Word for word, copy all the data and drop the pictures.

(Lines of data)

********

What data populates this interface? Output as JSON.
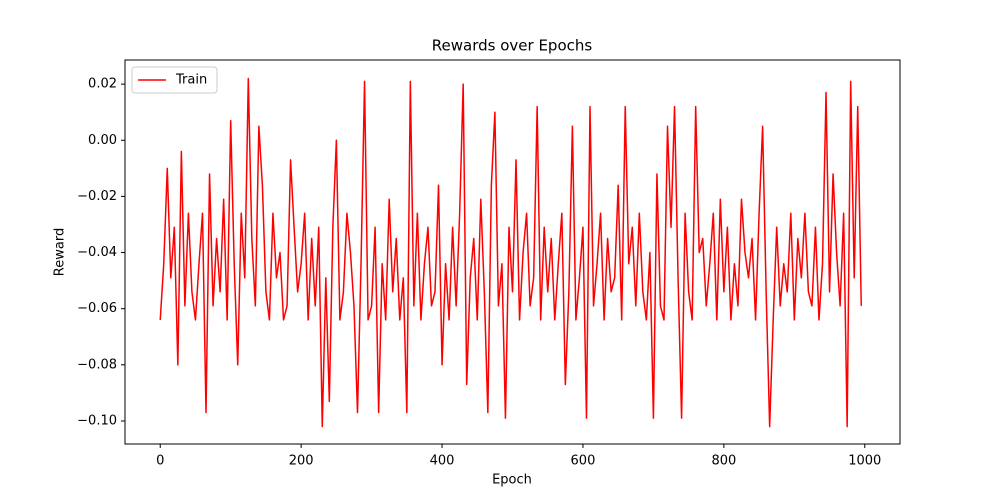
{
  "chart_data": {
    "type": "line",
    "title": "Rewards over Epochs",
    "xlabel": "Epoch",
    "ylabel": "Reward",
    "x": [
      0,
      5,
      10,
      15,
      20,
      25,
      30,
      35,
      40,
      45,
      50,
      55,
      60,
      65,
      70,
      75,
      80,
      85,
      90,
      95,
      100,
      105,
      110,
      115,
      120,
      125,
      130,
      135,
      140,
      145,
      150,
      155,
      160,
      165,
      170,
      175,
      180,
      185,
      190,
      195,
      200,
      205,
      210,
      215,
      220,
      225,
      230,
      235,
      240,
      245,
      250,
      255,
      260,
      265,
      270,
      275,
      280,
      285,
      290,
      295,
      300,
      305,
      310,
      315,
      320,
      325,
      330,
      335,
      340,
      345,
      350,
      355,
      360,
      365,
      370,
      375,
      380,
      385,
      390,
      395,
      400,
      405,
      410,
      415,
      420,
      425,
      430,
      435,
      440,
      445,
      450,
      455,
      460,
      465,
      470,
      475,
      480,
      485,
      490,
      495,
      500,
      505,
      510,
      515,
      520,
      525,
      530,
      535,
      540,
      545,
      550,
      555,
      560,
      565,
      570,
      575,
      580,
      585,
      590,
      595,
      600,
      605,
      610,
      615,
      620,
      625,
      630,
      635,
      640,
      645,
      650,
      655,
      660,
      665,
      670,
      675,
      680,
      685,
      690,
      695,
      700,
      705,
      710,
      715,
      720,
      725,
      730,
      735,
      740,
      745,
      750,
      755,
      760,
      765,
      770,
      775,
      780,
      785,
      790,
      795,
      800,
      805,
      810,
      815,
      820,
      825,
      830,
      835,
      840,
      845,
      850,
      855,
      860,
      865,
      870,
      875,
      880,
      885,
      890,
      895,
      900,
      905,
      910,
      915,
      920,
      925,
      930,
      935,
      940,
      945,
      950,
      955,
      960,
      965,
      970,
      975,
      980,
      985,
      990,
      995
    ],
    "series": [
      {
        "name": "Train",
        "color": "#ff0000",
        "values": [
          -0.064,
          -0.044,
          -0.01,
          -0.049,
          -0.031,
          -0.08,
          -0.004,
          -0.059,
          -0.026,
          -0.054,
          -0.064,
          -0.044,
          -0.026,
          -0.097,
          -0.012,
          -0.059,
          -0.035,
          -0.054,
          -0.021,
          -0.064,
          0.007,
          -0.044,
          -0.08,
          -0.026,
          -0.049,
          0.022,
          -0.035,
          -0.059,
          0.005,
          -0.016,
          -0.054,
          -0.064,
          -0.026,
          -0.049,
          -0.04,
          -0.064,
          -0.059,
          -0.007,
          -0.031,
          -0.054,
          -0.044,
          -0.026,
          -0.064,
          -0.035,
          -0.059,
          -0.031,
          -0.102,
          -0.049,
          -0.093,
          -0.031,
          0.0,
          -0.064,
          -0.054,
          -0.026,
          -0.04,
          -0.059,
          -0.097,
          -0.044,
          0.021,
          -0.064,
          -0.059,
          -0.031,
          -0.097,
          -0.044,
          -0.064,
          -0.021,
          -0.054,
          -0.035,
          -0.064,
          -0.049,
          -0.097,
          0.021,
          -0.059,
          -0.026,
          -0.064,
          -0.044,
          -0.031,
          -0.059,
          -0.054,
          -0.016,
          -0.08,
          -0.044,
          -0.064,
          -0.031,
          -0.059,
          -0.026,
          0.02,
          -0.087,
          -0.049,
          -0.035,
          -0.064,
          -0.021,
          -0.054,
          -0.097,
          -0.016,
          0.01,
          -0.059,
          -0.044,
          -0.099,
          -0.031,
          -0.054,
          -0.007,
          -0.064,
          -0.04,
          -0.026,
          -0.059,
          -0.049,
          0.012,
          -0.064,
          -0.031,
          -0.054,
          -0.035,
          -0.064,
          -0.044,
          -0.026,
          -0.087,
          -0.054,
          0.005,
          -0.064,
          -0.049,
          -0.031,
          -0.099,
          0.012,
          -0.059,
          -0.044,
          -0.026,
          -0.064,
          -0.035,
          -0.054,
          -0.049,
          -0.016,
          -0.064,
          0.012,
          -0.044,
          -0.031,
          -0.059,
          -0.026,
          -0.054,
          -0.064,
          -0.04,
          -0.099,
          -0.012,
          -0.059,
          -0.064,
          0.005,
          -0.031,
          0.012,
          -0.049,
          -0.099,
          -0.026,
          -0.054,
          -0.064,
          0.012,
          -0.04,
          -0.035,
          -0.059,
          -0.044,
          -0.026,
          -0.064,
          -0.021,
          -0.054,
          -0.031,
          -0.064,
          -0.044,
          -0.059,
          -0.021,
          -0.04,
          -0.049,
          -0.035,
          -0.064,
          -0.026,
          0.005,
          -0.054,
          -0.102,
          -0.064,
          -0.031,
          -0.059,
          -0.044,
          -0.054,
          -0.026,
          -0.064,
          -0.035,
          -0.049,
          -0.026,
          -0.054,
          -0.059,
          -0.031,
          -0.064,
          -0.044,
          0.017,
          -0.054,
          -0.012,
          -0.04,
          -0.059,
          -0.026,
          -0.102,
          0.021,
          -0.049,
          0.012,
          -0.059
        ]
      }
    ],
    "xlim": [
      -50,
      1050
    ],
    "xticks": [
      0,
      200,
      400,
      600,
      800,
      1000
    ],
    "ylim": [
      -0.1082,
      0.0286
    ],
    "yticks": [
      {
        "value": -0.1,
        "label": "−0.10"
      },
      {
        "value": -0.08,
        "label": "−0.08"
      },
      {
        "value": -0.06,
        "label": "−0.06"
      },
      {
        "value": -0.04,
        "label": "−0.04"
      },
      {
        "value": -0.02,
        "label": "−0.02"
      },
      {
        "value": 0,
        "label": "0.00"
      },
      0.02
    ],
    "grid": false,
    "legend": "upper-left"
  }
}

********

- Full response:
What data populates this interface? Output as JSON.
{
  "chart_data": {
    "type": "line",
    "title": "Rewards over Epochs",
    "xlabel": "Epoch",
    "ylabel": "Reward",
    "x": [
      0,
      5,
      10,
      15,
      20,
      25,
      30,
      35,
      40,
      45,
      50,
      55,
      60,
      65,
      70,
      75,
      80,
      85,
      90,
      95,
      100,
      105,
      110,
      115,
      120,
      125,
      130,
      135,
      140,
      145,
      150,
      155,
      160,
      165,
      170,
      175,
      180,
      185,
      190,
      195,
      200,
      205,
      210,
      215,
      220,
      225,
      230,
      235,
      240,
      245,
      250,
      255,
      260,
      265,
      270,
      275,
      280,
      285,
      290,
      295,
      300,
      305,
      310,
      315,
      320,
      325,
      330,
      335,
      340,
      345,
      350,
      355,
      360,
      365,
      370,
      375,
      380,
      385,
      390,
      395,
      400,
      405,
      410,
      415,
      420,
      425,
      430,
      435,
      440,
      445,
      450,
      455,
      460,
      465,
      470,
      475,
      480,
      485,
      490,
      495,
      500,
      505,
      510,
      515,
      520,
      525,
      530,
      535,
      540,
      545,
      550,
      555,
      560,
      565,
      570,
      575,
      580,
      585,
      590,
      595,
      600,
      605,
      610,
      615,
      620,
      625,
      630,
      635,
      640,
      645,
      650,
      655,
      660,
      665,
      670,
      675,
      680,
      685,
      690,
      695,
      700,
      705,
      710,
      715,
      720,
      725,
      730,
      735,
      740,
      745,
      750,
      755,
      760,
      765,
      770,
      775,
      780,
      785,
      790,
      795,
      800,
      805,
      810,
      815,
      820,
      825,
      830,
      835,
      840,
      845,
      850,
      855,
      860,
      865,
      870,
      875,
      880,
      885,
      890,
      895,
      900,
      905,
      910,
      915,
      920,
      925,
      930,
      935,
      940,
      945,
      950,
      955,
      960,
      965,
      970,
      975,
      980,
      985,
      990,
      995
    ],
    "series": [
      {
        "name": "Train",
        "color": "#ff0000",
        "values": [
          -0.064,
          -0.044,
          -0.01,
          -0.049,
          -0.031,
          -0.08,
          -0.004,
          -0.059,
          -0.026,
          -0.054,
          -0.064,
          -0.044,
          -0.026,
          -0.097,
          -0.012,
          -0.059,
          -0.035,
          -0.054,
          -0.021,
          -0.064,
          0.007,
          -0.044,
          -0.08,
          -0.026,
          -0.049,
          0.022,
          -0.035,
          -0.059,
          0.005,
          -0.016,
          -0.054,
          -0.064,
          -0.026,
          -0.049,
          -0.04,
          -0.064,
          -0.059,
          -0.007,
          -0.031,
          -0.054,
          -0.044,
          -0.026,
          -0.064,
          -0.035,
          -0.059,
          -0.031,
          -0.102,
          -0.049,
          -0.093,
          -0.031,
          0.0,
          -0.064,
          -0.054,
          -0.026,
          -0.04,
          -0.059,
          -0.097,
          -0.044,
          0.021,
          -0.064,
          -0.059,
          -0.031,
          -0.097,
          -0.044,
          -0.064,
          -0.021,
          -0.054,
          -0.035,
          -0.064,
          -0.049,
          -0.097,
          0.021,
          -0.059,
          -0.026,
          -0.064,
          -0.044,
          -0.031,
          -0.059,
          -0.054,
          -0.016,
          -0.08,
          -0.044,
          -0.064,
          -0.031,
          -0.059,
          -0.026,
          0.02,
          -0.087,
          -0.049,
          -0.035,
          -0.064,
          -0.021,
          -0.054,
          -0.097,
          -0.016,
          0.01,
          -0.059,
          -0.044,
          -0.099,
          -0.031,
          -0.054,
          -0.007,
          -0.064,
          -0.04,
          -0.026,
          -0.059,
          -0.049,
          0.012,
          -0.064,
          -0.031,
          -0.054,
          -0.035,
          -0.064,
          -0.044,
          -0.026,
          -0.087,
          -0.054,
          0.005,
          -0.064,
          -0.049,
          -0.031,
          -0.099,
          0.012,
          -0.059,
          -0.044,
          -0.026,
          -0.064,
          -0.035,
          -0.054,
          -0.049,
          -0.016,
          -0.064,
          0.012,
          -0.044,
          -0.031,
          -0.059,
          -0.026,
          -0.054,
          -0.064,
          -0.04,
          -0.099,
          -0.012,
          -0.059,
          -0.064,
          0.005,
          -0.031,
          0.012,
          -0.049,
          -0.099,
          -0.026,
          -0.054,
          -0.064,
          0.012,
          -0.04,
          -0.035,
          -0.059,
          -0.044,
          -0.026,
          -0.064,
          -0.021,
          -0.054,
          -0.031,
          -0.064,
          -0.044,
          -0.059,
          -0.021,
          -0.04,
          -0.049,
          -0.035,
          -0.064,
          -0.026,
          0.005,
          -0.054,
          -0.102,
          -0.064,
          -0.031,
          -0.059,
          -0.044,
          -0.054,
          -0.026,
          -0.064,
          -0.035,
          -0.049,
          -0.026,
          -0.054,
          -0.059,
          -0.031,
          -0.064,
          -0.044,
          0.017,
          -0.054,
          -0.012,
          -0.04,
          -0.059,
          -0.026,
          -0.102,
          0.021,
          -0.049,
          0.012,
          -0.059
        ]
      }
    ],
    "xlim": [
      -50,
      1050
    ],
    "xticks": [
      0,
      200,
      400,
      600,
      800,
      1000
    ],
    "ylim": [
      -0.1082,
      0.0286
    ],
    "yticks": [
      {
        "value": -0.1,
        "label": "−0.10"
      },
      {
        "value": -0.08,
        "label": "−0.08"
      },
      {
        "value": -0.06,
        "label": "−0.06"
      },
      {
        "value": -0.04,
        "label": "−0.04"
      },
      {
        "value": -0.02,
        "label": "−0.02"
      },
      {
        "value": 0,
        "label": "0.00"
      },
      0.02
    ],
    "grid": false,
    "legend": "upper-left"
  }
}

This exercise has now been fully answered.